- _Supplied entries_

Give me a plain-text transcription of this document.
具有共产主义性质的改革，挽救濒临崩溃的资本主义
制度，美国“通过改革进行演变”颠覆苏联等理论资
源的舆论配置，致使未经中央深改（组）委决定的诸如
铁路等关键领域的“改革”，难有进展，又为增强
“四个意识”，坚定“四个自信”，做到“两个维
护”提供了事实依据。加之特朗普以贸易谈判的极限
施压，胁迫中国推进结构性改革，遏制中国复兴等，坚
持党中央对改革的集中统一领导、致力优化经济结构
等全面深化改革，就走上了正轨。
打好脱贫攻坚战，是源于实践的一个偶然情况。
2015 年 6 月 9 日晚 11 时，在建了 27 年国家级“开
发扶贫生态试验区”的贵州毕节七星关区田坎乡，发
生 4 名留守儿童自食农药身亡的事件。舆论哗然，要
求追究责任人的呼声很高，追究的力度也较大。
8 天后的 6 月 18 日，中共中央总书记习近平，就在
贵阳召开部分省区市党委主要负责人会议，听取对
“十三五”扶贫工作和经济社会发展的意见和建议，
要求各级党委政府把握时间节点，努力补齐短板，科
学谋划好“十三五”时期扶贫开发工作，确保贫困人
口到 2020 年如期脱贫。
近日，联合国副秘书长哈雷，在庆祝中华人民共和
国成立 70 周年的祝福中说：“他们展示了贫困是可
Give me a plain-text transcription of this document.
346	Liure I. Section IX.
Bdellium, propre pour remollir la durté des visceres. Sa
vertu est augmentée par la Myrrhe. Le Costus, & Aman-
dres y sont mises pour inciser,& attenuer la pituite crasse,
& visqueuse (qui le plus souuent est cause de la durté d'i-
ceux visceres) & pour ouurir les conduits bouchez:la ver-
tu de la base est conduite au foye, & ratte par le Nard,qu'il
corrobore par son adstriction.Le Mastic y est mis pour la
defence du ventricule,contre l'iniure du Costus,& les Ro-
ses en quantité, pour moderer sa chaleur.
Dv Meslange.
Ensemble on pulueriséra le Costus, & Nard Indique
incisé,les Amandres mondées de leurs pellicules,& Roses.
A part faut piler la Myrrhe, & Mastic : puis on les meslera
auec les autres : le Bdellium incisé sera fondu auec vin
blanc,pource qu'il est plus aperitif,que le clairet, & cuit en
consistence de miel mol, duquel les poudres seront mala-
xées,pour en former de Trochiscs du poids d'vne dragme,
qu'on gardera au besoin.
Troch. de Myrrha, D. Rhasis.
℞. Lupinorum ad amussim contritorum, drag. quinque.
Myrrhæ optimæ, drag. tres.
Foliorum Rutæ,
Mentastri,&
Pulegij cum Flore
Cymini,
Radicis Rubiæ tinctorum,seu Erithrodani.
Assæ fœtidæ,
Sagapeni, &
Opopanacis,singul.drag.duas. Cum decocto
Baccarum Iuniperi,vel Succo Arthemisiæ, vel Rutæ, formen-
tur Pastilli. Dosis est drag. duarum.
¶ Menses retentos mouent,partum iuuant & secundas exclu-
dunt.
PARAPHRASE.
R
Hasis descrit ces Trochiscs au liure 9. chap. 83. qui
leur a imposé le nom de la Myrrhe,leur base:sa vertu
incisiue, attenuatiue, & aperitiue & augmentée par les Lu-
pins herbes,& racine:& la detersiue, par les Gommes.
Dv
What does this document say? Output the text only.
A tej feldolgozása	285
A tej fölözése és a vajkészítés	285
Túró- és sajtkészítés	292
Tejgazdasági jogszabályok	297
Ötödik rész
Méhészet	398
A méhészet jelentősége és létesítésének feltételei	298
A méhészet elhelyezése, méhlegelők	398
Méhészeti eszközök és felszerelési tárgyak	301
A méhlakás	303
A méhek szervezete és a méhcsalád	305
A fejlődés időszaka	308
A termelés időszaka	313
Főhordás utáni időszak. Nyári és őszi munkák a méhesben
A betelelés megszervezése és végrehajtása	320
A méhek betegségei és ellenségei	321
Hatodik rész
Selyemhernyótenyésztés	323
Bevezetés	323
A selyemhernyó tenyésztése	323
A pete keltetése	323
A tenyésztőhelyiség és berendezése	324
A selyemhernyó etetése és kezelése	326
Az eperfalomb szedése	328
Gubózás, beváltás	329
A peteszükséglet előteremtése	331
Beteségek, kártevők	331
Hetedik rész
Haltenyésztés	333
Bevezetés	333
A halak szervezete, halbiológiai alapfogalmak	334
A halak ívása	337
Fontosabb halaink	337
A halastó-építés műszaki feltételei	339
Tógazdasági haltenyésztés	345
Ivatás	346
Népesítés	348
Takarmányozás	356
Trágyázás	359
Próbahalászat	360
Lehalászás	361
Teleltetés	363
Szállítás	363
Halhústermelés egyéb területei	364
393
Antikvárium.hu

- _Exercise requirements_
Please repeat all the records above exactly as they appear.

- _Answer to the exercise_
Give me a plain-text transcription of this document.
具有共产主义性质的改革，挽救濒临崩溃的资本主义
制度，美国“通过改革进行演变”颠覆苏联等理论资
源的舆论配置，致使未经中央深改（组）委决定的诸如
铁路等关键领域的“改革”，难有进展，又为增强
“四个意识”，坚定“四个自信”，做到“两个维
护”提供了事实依据。加之特朗普以贸易谈判的极限
施压，胁迫中国推进结构性改革，遏制中国复兴等，坚
持党中央对改革的集中统一领导、致力优化经济结构
等全面深化改革，就走上了正轨。
打好脱贫攻坚战，是源于实践的一个偶然情况。
2015 年 6 月 9 日晚 11 时，在建了 27 年国家级“开
发扶贫生态试验区”的贵州毕节七星关区田坎乡，发
生 4 名留守儿童自食农药身亡的事件。舆论哗然，要
求追究责任人的呼声很高，追究的力度也较大。
8 天后的 6 月 18 日，中共中央总书记习近平，就在
贵阳召开部分省区市党委主要负责人会议，听取对
“十三五”扶贫工作和经济社会发展的意见和建议，
要求各级党委政府把握时间节点，努力补齐短板，科
学谋划好“十三五”时期扶贫开发工作，确保贫困人
口到 2020 年如期脱贫。
近日，联合国副秘书长哈雷，在庆祝中华人民共和
国成立 70 周年的祝福中说：“他们展示了贫困是可
Give me a plain-text transcription of this document.
346	Liure I. Section IX.
Bdellium, propre pour remollir la durté des visceres. Sa
vertu est augmentée par la Myrrhe. Le Costus, & Aman-
dres y sont mises pour inciser,& attenuer la pituite crasse,
& visqueuse (qui le plus souuent est cause de la durté d'i-
ceux visceres) & pour ouurir les conduits bouchez:la ver-
tu de la base est conduite au foye, & ratte par le Nard,qu'il
corrobore par son adstriction.Le Mastic y est mis pour la
defence du ventricule,contre l'iniure du Costus,& les Ro-
ses en quantité, pour moderer sa chaleur.
Dv Meslange.
Ensemble on pulueriséra le Costus, & Nard Indique
incisé,les Amandres mondées de leurs pellicules,& Roses.
A part faut piler la Myrrhe, & Mastic : puis on les meslera
auec les autres : le Bdellium incisé sera fondu auec vin
blanc,pource qu'il est plus aperitif,que le clairet, & cuit en
consistence de miel mol, duquel les poudres seront mala-
xées,pour en former de Trochiscs du poids d'vne dragme,
qu'on gardera au besoin.
Troch. de Myrrha, D. Rhasis.
℞. Lupinorum ad amussim contritorum, drag. quinque.
Myrrhæ optimæ, drag. tres.
Foliorum Rutæ,
Mentastri,&
Pulegij cum Flore
Cymini,
Radicis Rubiæ tinctorum,seu Erithrodani.
Assæ fœtidæ,
Sagapeni, &
Opopanacis,singul.drag.duas. Cum decocto
Baccarum Iuniperi,vel Succo Arthemisiæ, vel Rutæ, formen-
tur Pastilli. Dosis est drag. duarum.
¶ Menses retentos mouent,partum iuuant & secundas exclu-
dunt.
PARAPHRASE.
R
Hasis descrit ces Trochiscs au liure 9. chap. 83. qui
leur a imposé le nom de la Myrrhe,leur base:sa vertu
incisiue, attenuatiue, & aperitiue & augmentée par les Lu-
pins herbes,& racine:& la detersiue, par les Gommes.
Dv
What does this document say? Output the text only.
A tej feldolgozása	285
A tej fölözése és a vajkészítés	285
Túró- és sajtkészítés	292
Tejgazdasági jogszabályok	297
Ötödik rész
Méhészet	398
A méhészet jelentősége és létesítésének feltételei	298
A méhészet elhelyezése, méhlegelők	398
Méhészeti eszközök és felszerelési tárgyak	301
A méhlakás	303
A méhek szervezete és a méhcsalád	305
A fejlődés időszaka	308
A termelés időszaka	313
Főhordás utáni időszak. Nyári és őszi munkák a méhesben
A betelelés megszervezése és végrehajtása	320
A méhek betegségei és ellenségei	321
Hatodik rész
Selyemhernyótenyésztés	323
Bevezetés	323
A selyemhernyó tenyésztése	323
A pete keltetése	323
A tenyésztőhelyiség és berendezése	324
A selyemhernyó etetése és kezelése	326
Az eperfalomb szedése	328
Gubózás, beváltás	329
A peteszükséglet előteremtése	331
Beteségek, kártevők	331
Hetedik rész
Haltenyésztés	333
Bevezetés	333
A halak szervezete, halbiológiai alapfogalmak	334
A halak ívása	337
Fontosabb halaink	337
A halastó-építés műszaki feltételei	339
Tógazdasági haltenyésztés	345
Ivatás	346
Népesítés	348
Takarmányozás	356
Trágyázás	359
Próbahalászat	360
Lehalászás	361
Teleltetés	363
Szállítás	363
Halhústermelés egyéb területei	364
393
Antikvárium.hu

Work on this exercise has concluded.